Data excerpts
↓

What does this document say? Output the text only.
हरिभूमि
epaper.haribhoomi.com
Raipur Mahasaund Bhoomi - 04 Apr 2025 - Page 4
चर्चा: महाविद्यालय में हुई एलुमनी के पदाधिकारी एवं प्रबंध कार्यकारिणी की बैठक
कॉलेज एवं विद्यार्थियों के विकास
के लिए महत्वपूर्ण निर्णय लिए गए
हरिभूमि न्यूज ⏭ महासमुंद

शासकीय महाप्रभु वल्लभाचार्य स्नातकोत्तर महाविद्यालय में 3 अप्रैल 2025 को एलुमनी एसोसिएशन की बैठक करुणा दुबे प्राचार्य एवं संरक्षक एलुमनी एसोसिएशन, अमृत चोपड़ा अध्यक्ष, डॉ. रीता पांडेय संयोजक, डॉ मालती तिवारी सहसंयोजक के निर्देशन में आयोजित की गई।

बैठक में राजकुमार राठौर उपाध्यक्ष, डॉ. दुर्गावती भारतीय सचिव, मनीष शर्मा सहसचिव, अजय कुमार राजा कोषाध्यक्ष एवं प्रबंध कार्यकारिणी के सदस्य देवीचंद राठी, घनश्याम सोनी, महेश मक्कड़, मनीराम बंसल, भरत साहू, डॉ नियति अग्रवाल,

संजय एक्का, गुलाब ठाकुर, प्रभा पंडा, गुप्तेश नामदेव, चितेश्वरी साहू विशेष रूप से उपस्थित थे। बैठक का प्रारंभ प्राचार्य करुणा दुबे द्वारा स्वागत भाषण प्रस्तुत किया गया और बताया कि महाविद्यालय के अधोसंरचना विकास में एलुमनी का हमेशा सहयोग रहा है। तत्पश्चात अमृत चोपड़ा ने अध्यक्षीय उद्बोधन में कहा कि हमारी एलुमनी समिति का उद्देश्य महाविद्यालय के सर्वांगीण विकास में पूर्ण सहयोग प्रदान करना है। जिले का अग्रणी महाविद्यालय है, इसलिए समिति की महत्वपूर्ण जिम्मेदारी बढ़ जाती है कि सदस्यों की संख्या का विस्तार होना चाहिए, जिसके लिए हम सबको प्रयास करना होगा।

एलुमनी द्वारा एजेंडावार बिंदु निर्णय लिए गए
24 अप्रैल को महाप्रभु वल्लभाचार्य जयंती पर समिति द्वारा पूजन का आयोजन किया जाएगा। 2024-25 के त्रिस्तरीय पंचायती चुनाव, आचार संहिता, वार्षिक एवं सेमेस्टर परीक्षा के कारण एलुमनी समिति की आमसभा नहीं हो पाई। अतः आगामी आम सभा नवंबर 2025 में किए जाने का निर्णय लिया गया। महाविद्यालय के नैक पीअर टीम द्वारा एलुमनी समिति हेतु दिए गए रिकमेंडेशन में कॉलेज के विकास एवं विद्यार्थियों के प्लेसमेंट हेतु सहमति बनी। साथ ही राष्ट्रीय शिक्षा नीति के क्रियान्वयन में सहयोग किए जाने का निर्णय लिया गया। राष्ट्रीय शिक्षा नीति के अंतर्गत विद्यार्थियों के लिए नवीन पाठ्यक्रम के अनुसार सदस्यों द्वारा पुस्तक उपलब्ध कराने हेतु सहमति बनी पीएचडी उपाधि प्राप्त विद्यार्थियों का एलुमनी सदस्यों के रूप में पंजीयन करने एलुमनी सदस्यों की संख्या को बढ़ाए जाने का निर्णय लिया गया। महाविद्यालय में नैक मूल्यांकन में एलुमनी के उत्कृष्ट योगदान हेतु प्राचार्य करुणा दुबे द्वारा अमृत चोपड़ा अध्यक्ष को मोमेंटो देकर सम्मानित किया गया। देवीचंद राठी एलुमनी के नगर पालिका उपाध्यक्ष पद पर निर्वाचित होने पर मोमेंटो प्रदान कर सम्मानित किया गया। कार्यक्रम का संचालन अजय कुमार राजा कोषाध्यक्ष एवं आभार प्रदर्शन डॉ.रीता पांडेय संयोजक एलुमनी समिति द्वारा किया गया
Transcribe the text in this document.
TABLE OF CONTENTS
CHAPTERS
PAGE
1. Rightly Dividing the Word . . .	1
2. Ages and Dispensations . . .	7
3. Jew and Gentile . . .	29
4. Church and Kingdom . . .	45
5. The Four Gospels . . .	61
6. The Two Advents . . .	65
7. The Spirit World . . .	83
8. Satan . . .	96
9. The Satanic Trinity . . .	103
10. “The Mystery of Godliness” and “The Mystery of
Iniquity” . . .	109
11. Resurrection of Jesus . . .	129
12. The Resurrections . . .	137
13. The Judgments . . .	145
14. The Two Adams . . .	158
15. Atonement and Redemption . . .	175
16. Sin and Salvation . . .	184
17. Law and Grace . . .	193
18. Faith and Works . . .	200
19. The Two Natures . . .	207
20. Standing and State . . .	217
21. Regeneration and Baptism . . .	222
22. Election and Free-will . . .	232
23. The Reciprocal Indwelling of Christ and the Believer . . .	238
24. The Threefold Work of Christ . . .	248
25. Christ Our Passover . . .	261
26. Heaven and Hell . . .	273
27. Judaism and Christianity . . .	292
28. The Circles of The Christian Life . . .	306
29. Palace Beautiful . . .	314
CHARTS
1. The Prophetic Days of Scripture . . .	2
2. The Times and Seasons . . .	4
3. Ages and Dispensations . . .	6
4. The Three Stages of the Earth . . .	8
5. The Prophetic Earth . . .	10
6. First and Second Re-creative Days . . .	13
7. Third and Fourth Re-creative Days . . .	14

↑

_Written exercise_
Quote the whole listing above, leaving nothing out.

_Finished exercise_
What does this document say? Output the text only.
हरिभूमि
epaper.haribhoomi.com
Raipur Mahasaund Bhoomi - 04 Apr 2025 - Page 4
चर्चा: महाविद्यालय में हुई एलुमनी के पदाधिकारी एवं प्रबंध कार्यकारिणी की बैठक
कॉलेज एवं विद्यार्थियों के विकास
के लिए महत्वपूर्ण निर्णय लिए गए
हरिभूमि न्यूज ⏭ महासमुंद

शासकीय महाप्रभु वल्लभाचार्य स्नातकोत्तर महाविद्यालय में 3 अप्रैल 2025 को एलुमनी एसोसिएशन की बैठक करुणा दुबे प्राचार्य एवं संरक्षक एलुमनी एसोसिएशन, अमृत चोपड़ा अध्यक्ष, डॉ. रीता पांडेय संयोजक, डॉ मालती तिवारी सहसंयोजक के निर्देशन में आयोजित की गई।

बैठक में राजकुमार राठौर उपाध्यक्ष, डॉ. दुर्गावती भारतीय सचिव, मनीष शर्मा सहसचिव, अजय कुमार राजा कोषाध्यक्ष एवं प्रबंध कार्यकारिणी के सदस्य देवीचंद राठी, घनश्याम सोनी, महेश मक्कड़, मनीराम बंसल, भरत साहू, डॉ नियति अग्रवाल,

संजय एक्का, गुलाब ठाकुर, प्रभा पंडा, गुप्तेश नामदेव, चितेश्वरी साहू विशेष रूप से उपस्थित थे। बैठक का प्रारंभ प्राचार्य करुणा दुबे द्वारा स्वागत भाषण प्रस्तुत किया गया और बताया कि महाविद्यालय के अधोसंरचना विकास में एलुमनी का हमेशा सहयोग रहा है। तत्पश्चात अमृत चोपड़ा ने अध्यक्षीय उद्बोधन में कहा कि हमारी एलुमनी समिति का उद्देश्य महाविद्यालय के सर्वांगीण विकास में पूर्ण सहयोग प्रदान करना है। जिले का अग्रणी महाविद्यालय है, इसलिए समिति की महत्वपूर्ण जिम्मेदारी बढ़ जाती है कि सदस्यों की संख्या का विस्तार होना चाहिए, जिसके लिए हम सबको प्रयास करना होगा।

एलुमनी द्वारा एजेंडावार बिंदु निर्णय लिए गए
24 अप्रैल को महाप्रभु वल्लभाचार्य जयंती पर समिति द्वारा पूजन का आयोजन किया जाएगा। 2024-25 के त्रिस्तरीय पंचायती चुनाव, आचार संहिता, वार्षिक एवं सेमेस्टर परीक्षा के कारण एलुमनी समिति की आमसभा नहीं हो पाई। अतः आगामी आम सभा नवंबर 2025 में किए जाने का निर्णय लिया गया। महाविद्यालय के नैक पीअर टीम द्वारा एलुमनी समिति हेतु दिए गए रिकमेंडेशन में कॉलेज के विकास एवं विद्यार्थियों के प्लेसमेंट हेतु सहमति बनी। साथ ही राष्ट्रीय शिक्षा नीति के क्रियान्वयन में सहयोग किए जाने का निर्णय लिया गया। राष्ट्रीय शिक्षा नीति के अंतर्गत विद्यार्थियों के लिए नवीन पाठ्यक्रम के अनुसार सदस्यों द्वारा पुस्तक उपलब्ध कराने हेतु सहमति बनी पीएचडी उपाधि प्राप्त विद्यार्थियों का एलुमनी सदस्यों के रूप में पंजीयन करने एलुमनी सदस्यों की संख्या को बढ़ाए जाने का निर्णय लिया गया। महाविद्यालय में नैक मूल्यांकन में एलुमनी के उत्कृष्ट योगदान हेतु प्राचार्य करुणा दुबे द्वारा अमृत चोपड़ा अध्यक्ष को मोमेंटो देकर सम्मानित किया गया। देवीचंद राठी एलुमनी के नगर पालिका उपाध्यक्ष पद पर निर्वाचित होने पर मोमेंटो प्रदान कर सम्मानित किया गया। कार्यक्रम का संचालन अजय कुमार राजा कोषाध्यक्ष एवं आभार प्रदर्शन डॉ.रीता पांडेय संयोजक एलुमनी समिति द्वारा किया गया
Transcribe the text in this document.
TABLE OF CONTENTS
CHAPTERS
PAGE
1. Rightly Dividing the Word . . .	1
2. Ages and Dispensations . . .	7
3. Jew and Gentile . . .	29
4. Church and Kingdom . . .	45
5. The Four Gospels . . .	61
6. The Two Advents . . .	65
7. The Spirit World . . .	83
8. Satan . . .	96
9. The Satanic Trinity . . .	103
10. “The Mystery of Godliness” and “The Mystery of
Iniquity” . . .	109
11. Resurrection of Jesus . . .	129
12. The Resurrections . . .	137
13. The Judgments . . .	145
14. The Two Adams . . .	158
15. Atonement and Redemption . . .	175
16. Sin and Salvation . . .	184
17. Law and Grace . . .	193
18. Faith and Works . . .	200
19. The Two Natures . . .	207
20. Standing and State . . .	217
21. Regeneration and Baptism . . .	222
22. Election and Free-will . . .	232
23. The Reciprocal Indwelling of Christ and the Believer . . .	238
24. The Threefold Work of Christ . . .	248
25. Christ Our Passover . . .	261
26. Heaven and Hell . . .	273
27. Judaism and Christianity . . .	292
28. The Circles of The Christian Life . . .	306
29. Palace Beautiful . . .	314
CHARTS
1. The Prophetic Days of Scripture . . .	2
2. The Times and Seasons . . .	4
3. Ages and Dispensations . . .	6
4. The Three Stages of the Earth . . .	8
5. The Prophetic Earth . . .	10
6. First and Second Re-creative Days . . .	13
7. Third and Fourth Re-creative Days . . .	14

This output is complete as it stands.